Annotated element entries:
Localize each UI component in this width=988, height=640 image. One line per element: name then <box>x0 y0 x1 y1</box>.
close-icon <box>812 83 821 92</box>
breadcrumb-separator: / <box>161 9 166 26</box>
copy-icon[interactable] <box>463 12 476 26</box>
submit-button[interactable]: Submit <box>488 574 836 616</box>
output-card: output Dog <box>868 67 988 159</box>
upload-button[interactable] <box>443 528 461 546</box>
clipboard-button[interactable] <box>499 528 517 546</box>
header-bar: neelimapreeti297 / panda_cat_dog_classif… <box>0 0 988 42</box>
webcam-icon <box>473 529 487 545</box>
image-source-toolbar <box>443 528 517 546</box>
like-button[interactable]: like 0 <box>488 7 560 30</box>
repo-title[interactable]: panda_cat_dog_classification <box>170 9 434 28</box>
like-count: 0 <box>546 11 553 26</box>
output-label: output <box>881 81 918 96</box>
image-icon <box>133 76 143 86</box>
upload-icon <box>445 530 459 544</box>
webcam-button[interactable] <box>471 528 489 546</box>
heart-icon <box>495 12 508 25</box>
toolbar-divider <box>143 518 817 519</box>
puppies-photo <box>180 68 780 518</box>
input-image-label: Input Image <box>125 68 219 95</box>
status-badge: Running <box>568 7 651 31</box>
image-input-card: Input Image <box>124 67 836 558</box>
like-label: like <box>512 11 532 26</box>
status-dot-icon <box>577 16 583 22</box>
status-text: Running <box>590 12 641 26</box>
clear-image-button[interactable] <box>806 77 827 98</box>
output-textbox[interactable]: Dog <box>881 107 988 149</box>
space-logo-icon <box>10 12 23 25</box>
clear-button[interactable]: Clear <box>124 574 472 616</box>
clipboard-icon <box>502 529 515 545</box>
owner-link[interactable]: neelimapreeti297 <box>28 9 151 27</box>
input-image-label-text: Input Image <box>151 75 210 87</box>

-- EXERCISE DESCRIPTION --
Render all of the lines above as a Markdown table with the columns "Row" and "Line", numbering each row and omitting any blank lines.

-- EXERCISE ANSWER --
| Row | Line |
|---|---|
| 1 | Localize each UI component in this width=988, height=640 image. One line per element: name then <box>x0 y0 x1 y1</box>. |
| 2 | close-icon <box>812 83 821 92</box> |
| 3 | breadcrumb-separator: / <box>161 9 166 26</box> |
| 4 | copy-icon[interactable] <box>463 12 476 26</box> |
| 5 | submit-button[interactable]: Submit <box>488 574 836 616</box> |
| 6 | output-card: output Dog <box>868 67 988 159</box> |
| 7 | upload-button[interactable] <box>443 528 461 546</box> |
| 8 | clipboard-button[interactable] <box>499 528 517 546</box> |
| 9 | header-bar: neelimapreeti297 / panda_cat_dog_classif… <box>0 0 988 42</box> |
| 10 | webcam-icon <box>473 529 487 545</box> |
| 11 | image-source-toolbar <box>443 528 517 546</box> |
| 12 | like-button[interactable]: like 0 <box>488 7 560 30</box> |
| 13 | repo-title[interactable]: panda_cat_dog_classification <box>170 9 434 28</box> |
| 14 | like-count: 0 <box>546 11 553 26</box> |
| 15 | output-label: output <box>881 81 918 96</box> |
| 16 | image-icon <box>133 76 143 86</box> |
| 17 | upload-icon <box>445 530 459 544</box> |
| 18 | webcam-button[interactable] <box>471 528 489 546</box> |
| 19 | heart-icon <box>495 12 508 25</box> |
| 20 | toolbar-divider <box>143 518 817 519</box> |
| 21 | puppies-photo <box>180 68 780 518</box> |
| 22 | input-image-label: Input Image <box>125 68 219 95</box> |
| 23 | status-badge: Running <box>568 7 651 31</box> |
| 24 | image-input-card: Input Image <box>124 67 836 558</box> |
| 25 | like-label: like <box>512 11 532 26</box> |
| 26 | status-dot-icon <box>577 16 583 22</box> |
| 27 | status-text: Running <box>590 12 641 26</box> |
| 28 | clear-image-button[interactable] <box>806 77 827 98</box> |
| 29 | output-textbox[interactable]: Dog <box>881 107 988 149</box> |
| 30 | space-logo-icon <box>10 12 23 25</box> |
| 31 | clear-button[interactable]: Clear <box>124 574 472 616</box> |
| 32 | clipboard-icon <box>502 529 515 545</box> |
| 33 | owner-link[interactable]: neelimapreeti297 <box>28 9 151 27</box> |
| 34 | input-image-label-text: Input Image <box>151 75 210 87</box> |